WORK TO COMPLETE:
Leave out the pictures and repeat the rest of the material exactly.

DATASET EXTRACT:
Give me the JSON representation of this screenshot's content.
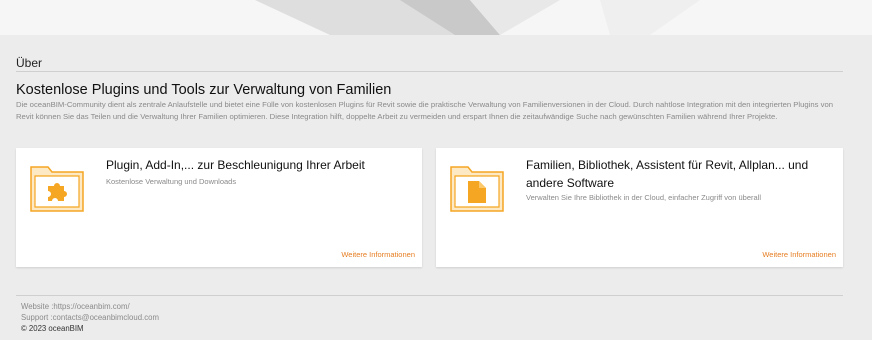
{
  "banner": {
    "colors": {
      "bg": "#f6f6f6",
      "shape_light": "#dedede",
      "shape_dark": "#c9c9c9"
    }
  },
  "about": {
    "section_title": "Über",
    "headline": "Kostenlose Plugins und Tools zur Verwaltung von Familien",
    "intro": "Die oceanBIM-Community dient als zentrale Anlaufstelle und bietet eine Fülle von kostenlosen Plugins für Revit sowie die praktische Verwaltung von Familienversionen in der Cloud. Durch nahtlose Integration mit den integrierten Plugins von Revit können Sie das Teilen und die Verwaltung Ihrer Familien optimieren. Diese Integration hilft, doppelte Arbeit zu vermeiden und erspart Ihnen die zeitaufwändige Suche nach gewünschten Familien während Ihrer Projekte."
  },
  "cards": [
    {
      "icon": "folder-puzzle-icon",
      "title": "Plugin, Add-In,... zur Beschleunigung Ihrer Arbeit",
      "subtitle": "Kostenlose Verwaltung und Downloads",
      "link": "Weitere Informationen"
    },
    {
      "icon": "folder-document-icon",
      "title": "Familien, Bibliothek, Assistent für Revit, Allplan... und andere Software",
      "subtitle": "Verwalten Sie Ihre Bibliothek in der Cloud, einfacher Zugriff von überall",
      "link": "Weitere Informationen"
    }
  ],
  "footer": {
    "website": "Website :https://oceanbim.com/",
    "support": "Support :contacts@oceanbimcloud.com",
    "copyright": "© 2023 oceanBIM"
  },
  "colors": {
    "accent": "#f5a623",
    "link": "#e67e22",
    "page_bg": "#ececec"
  }
}
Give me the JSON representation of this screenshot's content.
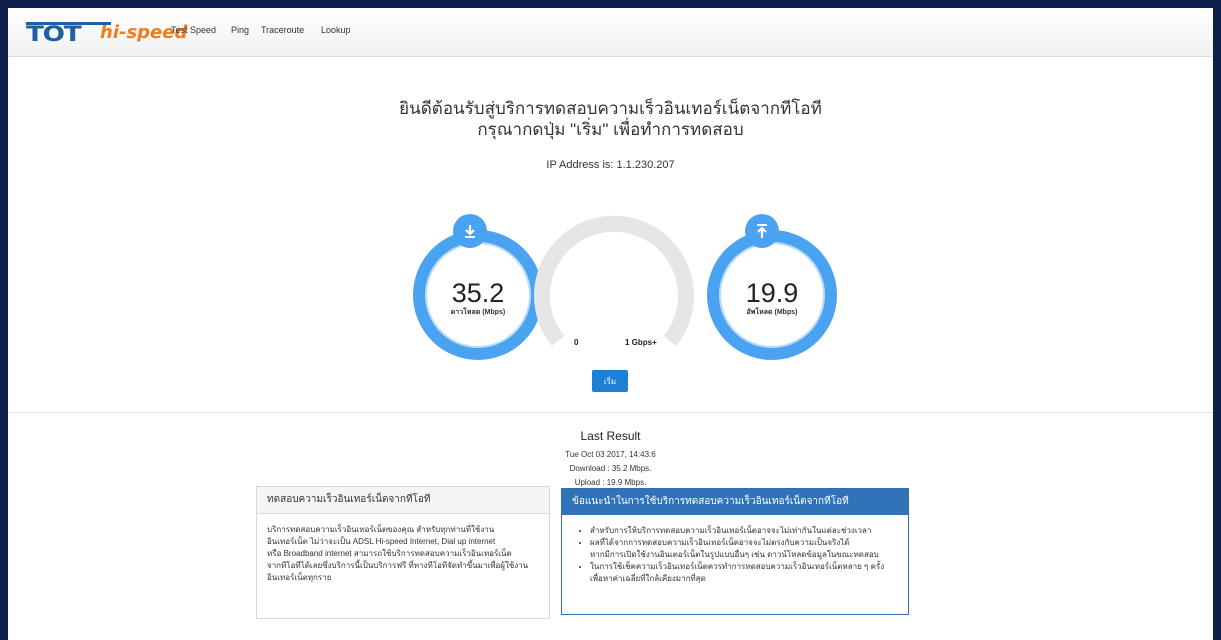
{
  "navbar": {
    "logo_main": "TOT",
    "logo_sub": "hi-speed",
    "links": [
      "Test Speed",
      "Ping",
      "Traceroute",
      "Lookup"
    ]
  },
  "welcome": {
    "line1": "ยินดีต้อนรับสู่บริการทดสอบความเร็วอินเทอร์เน็ตจากทีโอที",
    "line2": "กรุณากดปุ่ม \"เริ่ม\" เพื่อทำการทดสอบ"
  },
  "ip_line": "IP Address is: 1.1.230.207",
  "download": {
    "value": "35.2",
    "unit": "ดาวโหลด (Mbps)"
  },
  "upload": {
    "value": "19.9",
    "unit": "อัพโหลด (Mbps)"
  },
  "speed_gauge": {
    "min_label": "0",
    "max_label": "1 Gbps+",
    "level": 0
  },
  "start_button": "เริ่ม",
  "last_result": {
    "title": "Last Result",
    "date": "Tue Oct 03 2017, 14:43:6",
    "download": "Download : 35.2 Mbps.",
    "upload": "Upload : 19.9 Mbps."
  },
  "panel_left": {
    "title": "ทดสอบความเร็วอินเทอร์เน็ตจากทีโอที",
    "lines": [
      "บริการทดสอบความเร็วอินเทอร์เน็ตของคุณ สำหรับทุกท่านที่ใช้งาน",
      "อินเทอร์เน็ต ไม่ว่าจะเป็น ADSL Hi-speed Internet, Dial up internet",
      "หรือ Broadband internet สามารถใช้บริการทดสอบความเร็วอินเทอร์เน็ต",
      "จากทีโอทีได้เลยซึ่งบริการนี้เป็นบริการฟรี ที่ทางทีโอทีจัดทำขึ้นมาเพื่อผู้ใช้งาน",
      "อินเทอร์เน็ตทุกราย"
    ]
  },
  "panel_right": {
    "title": "ข้อแนะนำในการใช้บริการทดสอบความเร็วอินเทอร์เน็ตจากทีโอที",
    "bullets": [
      {
        "lines": [
          "สำหรับการให้บริการทดสอบความเร็วอินเทอร์เน็ตอาจจะไม่เท่ากันในแต่ละช่วงเวลา"
        ]
      },
      {
        "lines": [
          "ผลที่ได้จากการทดสอบความเร็วอินเทอร์เน็ตอาจจะไม่ตรงกับความเป็นจริงได้",
          "หากมีการเปิดใช้งานอินเตอร์เน็ตในรูปแบบอื่นๆ เช่น ดาวน์โหลดข้อมูลในขณะทดสอบ"
        ]
      },
      {
        "lines": [
          "ในการใช้เช็คความเร็วอินเทอร์เน็ตควรทำการทดสอบความเร็วอินเทอร์เน็ตหลาย ๆ ครั้ง",
          "เพื่อหาค่าเฉลี่ยที่ใกล้เคียงมากที่สุด"
        ]
      }
    ]
  },
  "colors": {
    "accent": "#4aa3f0",
    "button": "#1e7fd4",
    "panel_header": "#3173b8",
    "logo_blue": "#1f5fa8",
    "logo_orange": "#f07d1a",
    "page_border": "#0d1f4a"
  }
}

ANSWER TO THE PROBLEM:
Give me the JSON representation of this screenshot's content.
{
  "banner": {
    "colors": {
      "bg": "#f6f6f6",
      "shape_light": "#dedede",
      "shape_dark": "#c9c9c9"
    }
  },
  "about": {
    "section_title": "Über",
    "headline": "Kostenlose Plugins und Tools zur Verwaltung von Familien",
    "intro": "Die oceanBIM-Community dient als zentrale Anlaufstelle und bietet eine Fülle von kostenlosen Plugins für Revit sowie die praktische Verwaltung von Familienversionen in der Cloud. Durch nahtlose Integration mit den integrierten Plugins von Revit können Sie das Teilen und die Verwaltung Ihrer Familien optimieren. Diese Integration hilft, doppelte Arbeit zu vermeiden und erspart Ihnen die zeitaufwändige Suche nach gewünschten Familien während Ihrer Projekte."
  },
  "cards": [
    {
      "icon": "folder-puzzle-icon",
      "title": "Plugin, Add-In,... zur Beschleunigung Ihrer Arbeit",
      "subtitle": "Kostenlose Verwaltung und Downloads",
      "link": "Weitere Informationen"
    },
    {
      "icon": "folder-document-icon",
      "title": "Familien, Bibliothek, Assistent für Revit, Allplan... und andere Software",
      "subtitle": "Verwalten Sie Ihre Bibliothek in der Cloud, einfacher Zugriff von überall",
      "link": "Weitere Informationen"
    }
  ],
  "footer": {
    "website": "Website :https://oceanbim.com/",
    "support": "Support :contacts@oceanbimcloud.com",
    "copyright": "© 2023 oceanBIM"
  },
  "colors": {
    "accent": "#f5a623",
    "link": "#e67e22",
    "page_bg": "#ececec"
  }
}
Give me the JSON representation of this screenshot's content.
{
  "navbar": {
    "logo_main": "TOT",
    "logo_sub": "hi-speed",
    "links": [
      "Test Speed",
      "Ping",
      "Traceroute",
      "Lookup"
    ]
  },
  "welcome": {
    "line1": "ยินดีต้อนรับสู่บริการทดสอบความเร็วอินเทอร์เน็ตจากทีโอที",
    "line2": "กรุณากดปุ่ม \"เริ่ม\" เพื่อทำการทดสอบ"
  },
  "ip_line": "IP Address is: 1.1.230.207",
  "download": {
    "value": "35.2",
    "unit": "ดาวโหลด (Mbps)"
  },
  "upload": {
    "value": "19.9",
    "unit": "อัพโหลด (Mbps)"
  },
  "speed_gauge": {
    "min_label": "0",
    "max_label": "1 Gbps+",
    "level": 0
  },
  "start_button": "เริ่ม",
  "last_result": {
    "title": "Last Result",
    "date": "Tue Oct 03 2017, 14:43:6",
    "download": "Download : 35.2 Mbps.",
    "upload": "Upload : 19.9 Mbps."
  },
  "panel_left": {
    "title": "ทดสอบความเร็วอินเทอร์เน็ตจากทีโอที",
    "lines": [
      "บริการทดสอบความเร็วอินเทอร์เน็ตของคุณ สำหรับทุกท่านที่ใช้งาน",
      "อินเทอร์เน็ต ไม่ว่าจะเป็น ADSL Hi-speed Internet, Dial up internet",
      "หรือ Broadband internet สามารถใช้บริการทดสอบความเร็วอินเทอร์เน็ต",
      "จากทีโอทีได้เลยซึ่งบริการนี้เป็นบริการฟรี ที่ทางทีโอทีจัดทำขึ้นมาเพื่อผู้ใช้งาน",
      "อินเทอร์เน็ตทุกราย"
    ]
  },
  "panel_right": {
    "title": "ข้อแนะนำในการใช้บริการทดสอบความเร็วอินเทอร์เน็ตจากทีโอที",
    "bullets": [
      {
        "lines": [
          "สำหรับการให้บริการทดสอบความเร็วอินเทอร์เน็ตอาจจะไม่เท่ากันในแต่ละช่วงเวลา"
        ]
      },
      {
        "lines": [
          "ผลที่ได้จากการทดสอบความเร็วอินเทอร์เน็ตอาจจะไม่ตรงกับความเป็นจริงได้",
          "หากมีการเปิดใช้งานอินเตอร์เน็ตในรูปแบบอื่นๆ เช่น ดาวน์โหลดข้อมูลในขณะทดสอบ"
        ]
      },
      {
        "lines": [
          "ในการใช้เช็คความเร็วอินเทอร์เน็ตควรทำการทดสอบความเร็วอินเทอร์เน็ตหลาย ๆ ครั้ง",
          "เพื่อหาค่าเฉลี่ยที่ใกล้เคียงมากที่สุด"
        ]
      }
    ]
  },
  "colors": {
    "accent": "#4aa3f0",
    "button": "#1e7fd4",
    "panel_header": "#3173b8",
    "logo_blue": "#1f5fa8",
    "logo_orange": "#f07d1a",
    "page_border": "#0d1f4a"
  }
}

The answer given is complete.